▶ **DESCRIPTION OF THE TASK**: Wherever a line holds the string "icon", copy that line.

▶ **EXERCISE MATERIALS**:
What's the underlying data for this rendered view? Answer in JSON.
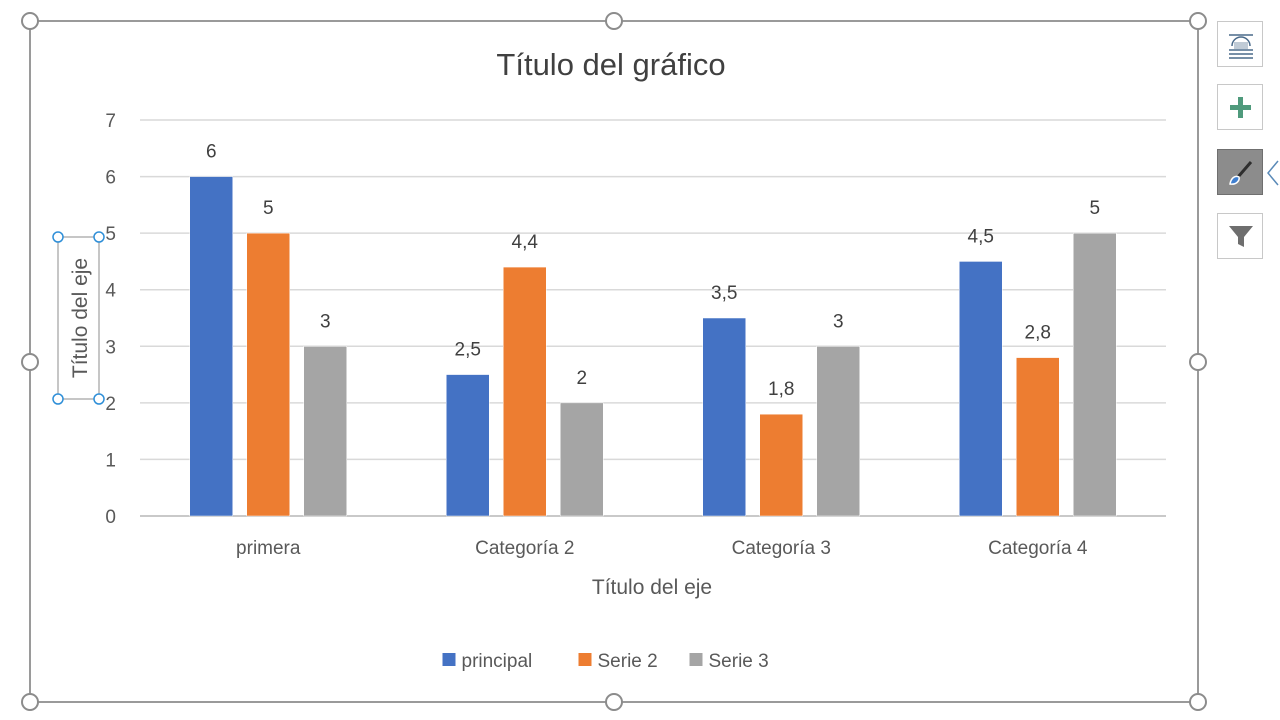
{
  "chart_data": {
    "type": "bar",
    "title": "Título del gráfico",
    "xlabel": "Título del eje",
    "ylabel": "Título del eje",
    "categories": [
      "primera",
      "Categoría 2",
      "Categoría 3",
      "Categoría 4"
    ],
    "series": [
      {
        "name": "principal",
        "color": "#4472C4",
        "values": [
          6,
          2.5,
          3.5,
          4.5
        ],
        "labels": [
          "6",
          "2,5",
          "3,5",
          "4,5"
        ]
      },
      {
        "name": "Serie 2",
        "color": "#ED7D31",
        "values": [
          5,
          4.4,
          1.8,
          2.8
        ],
        "labels": [
          "5",
          "4,4",
          "1,8",
          "2,8"
        ]
      },
      {
        "name": "Serie 3",
        "color": "#A5A5A5",
        "values": [
          3,
          2,
          3,
          5
        ],
        "labels": [
          "3",
          "2",
          "3",
          "5"
        ]
      }
    ],
    "ylim": [
      0,
      7
    ],
    "yticks": [
      "0",
      "1",
      "2",
      "3",
      "4",
      "5",
      "6",
      "7"
    ],
    "grid": true,
    "legend_position": "bottom",
    "data_labels": true
  },
  "side_buttons": [
    {
      "name": "layout-options-icon"
    },
    {
      "name": "chart-elements-plus-icon"
    },
    {
      "name": "chart-styles-brush-icon",
      "active": true
    },
    {
      "name": "chart-filters-funnel-icon"
    }
  ]
}
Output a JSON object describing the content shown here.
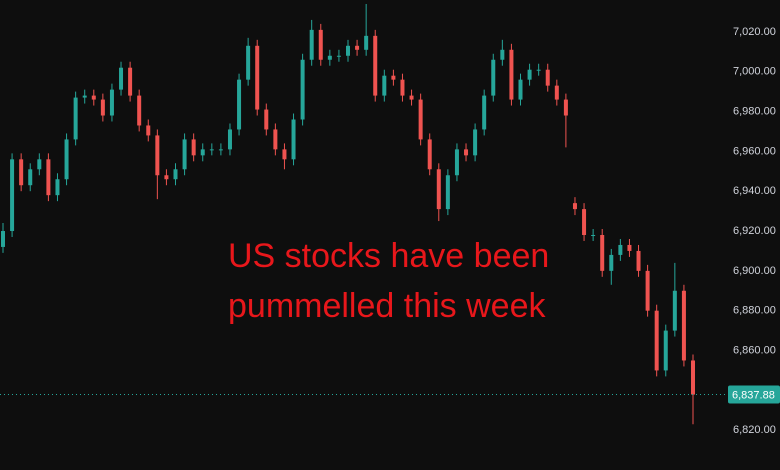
{
  "chart_data": {
    "type": "candlestick",
    "annotation": [
      "US stocks have been",
      "pummelled this week"
    ],
    "annotation_color": "#e8171b",
    "up_color": "#26a69a",
    "down_color": "#ef5350",
    "open": [
      6912,
      6920,
      6956,
      6943,
      6951,
      6956,
      6938,
      6946,
      6966,
      6987,
      6988,
      6986,
      6978,
      6991,
      7002,
      6988,
      6973,
      6968,
      6948,
      6946,
      6951,
      6966,
      6958,
      6961,
      6961,
      6961,
      6971,
      6996,
      7013,
      6981,
      6971,
      6961,
      6956,
      6976,
      7006,
      7021,
      7006,
      7008,
      7008,
      7013,
      7011,
      7018,
      6988,
      6998,
      6996,
      6988,
      6986,
      6966,
      6951,
      6931,
      6948,
      6961,
      6958,
      6971,
      6988,
      7006,
      7011,
      6986,
      6996,
      7001,
      7001,
      6993,
      6986,
      6934,
      6931,
      6918,
      6918,
      6900,
      6908,
      6913,
      6910,
      6900,
      6880,
      6850,
      6870,
      6890,
      6855
    ],
    "high": [
      6924,
      6959,
      6959,
      6954,
      6959,
      6959,
      6949,
      6969,
      6990,
      6991,
      6991,
      6989,
      6994,
      7005,
      7005,
      6991,
      6976,
      6971,
      6951,
      6954,
      6969,
      6969,
      6964,
      6964,
      6964,
      6974,
      6999,
      7017,
      7016,
      6984,
      6974,
      6964,
      6979,
      7009,
      7026,
      7024,
      7011,
      7011,
      7016,
      7016,
      7034,
      7021,
      7001,
      7001,
      6999,
      6991,
      6989,
      6969,
      6954,
      6951,
      6964,
      6964,
      6974,
      6991,
      7009,
      7016,
      7014,
      6999,
      7004,
      7004,
      7004,
      6996,
      6989,
      6937,
      6934,
      6921,
      6921,
      6911,
      6916,
      6916,
      6913,
      6903,
      6883,
      6873,
      6904,
      6893,
      6858
    ],
    "low": [
      6909,
      6917,
      6940,
      6940,
      6948,
      6935,
      6935,
      6943,
      6963,
      6984,
      6983,
      6975,
      6975,
      6988,
      6985,
      6970,
      6965,
      6936,
      6943,
      6943,
      6948,
      6955,
      6955,
      6958,
      6958,
      6958,
      6968,
      6993,
      6978,
      6968,
      6958,
      6951,
      6953,
      6973,
      7003,
      7003,
      7003,
      7005,
      7005,
      7008,
      7008,
      6985,
      6985,
      6993,
      6985,
      6983,
      6963,
      6948,
      6925,
      6928,
      6945,
      6955,
      6955,
      6968,
      6985,
      7003,
      6983,
      6983,
      6993,
      6998,
      6990,
      6983,
      6962,
      6928,
      6915,
      6915,
      6897,
      6893,
      6905,
      6907,
      6897,
      6877,
      6847,
      6847,
      6867,
      6852,
      6823
    ],
    "close": [
      6920,
      6956,
      6943,
      6951,
      6956,
      6938,
      6946,
      6966,
      6987,
      6988,
      6986,
      6978,
      6991,
      7002,
      6988,
      6973,
      6968,
      6948,
      6946,
      6951,
      6966,
      6958,
      6961,
      6961,
      6961,
      6971,
      6996,
      7013,
      6981,
      6971,
      6961,
      6956,
      6976,
      7006,
      7021,
      7006,
      7008,
      7008,
      7013,
      7011,
      7018,
      6988,
      6998,
      6996,
      6988,
      6986,
      6966,
      6951,
      6931,
      6948,
      6961,
      6958,
      6971,
      6988,
      7006,
      7011,
      6986,
      6996,
      7001,
      7001,
      6993,
      6986,
      6978,
      6931,
      6918,
      6918,
      6900,
      6908,
      6913,
      6910,
      6900,
      6880,
      6850,
      6870,
      6890,
      6855,
      6837.88
    ],
    "ylim": [
      6800,
      7036
    ],
    "yticks": [
      {
        "value": 6820,
        "label": "6,820.00"
      },
      {
        "value": 6840,
        "label": "6,840.00"
      },
      {
        "value": 6860,
        "label": "6,860.00"
      },
      {
        "value": 6880,
        "label": "6,880.00"
      },
      {
        "value": 6900,
        "label": "6,900.00"
      },
      {
        "value": 6920,
        "label": "6,920.00"
      },
      {
        "value": 6940,
        "label": "6,940.00"
      },
      {
        "value": 6960,
        "label": "6,960.00"
      },
      {
        "value": 6980,
        "label": "6,980.00"
      },
      {
        "value": 7000,
        "label": "7,000.00"
      },
      {
        "value": 7020,
        "label": "7,020.00"
      }
    ],
    "last_price": {
      "value": 6837.88,
      "label": "6,837.88"
    },
    "grid": false
  }
}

▶ **TASK OUTPUT**:
      "name": "layout-options-icon"
      "name": "chart-elements-plus-icon"
      "name": "chart-styles-brush-icon",
      "name": "chart-filters-funnel-icon"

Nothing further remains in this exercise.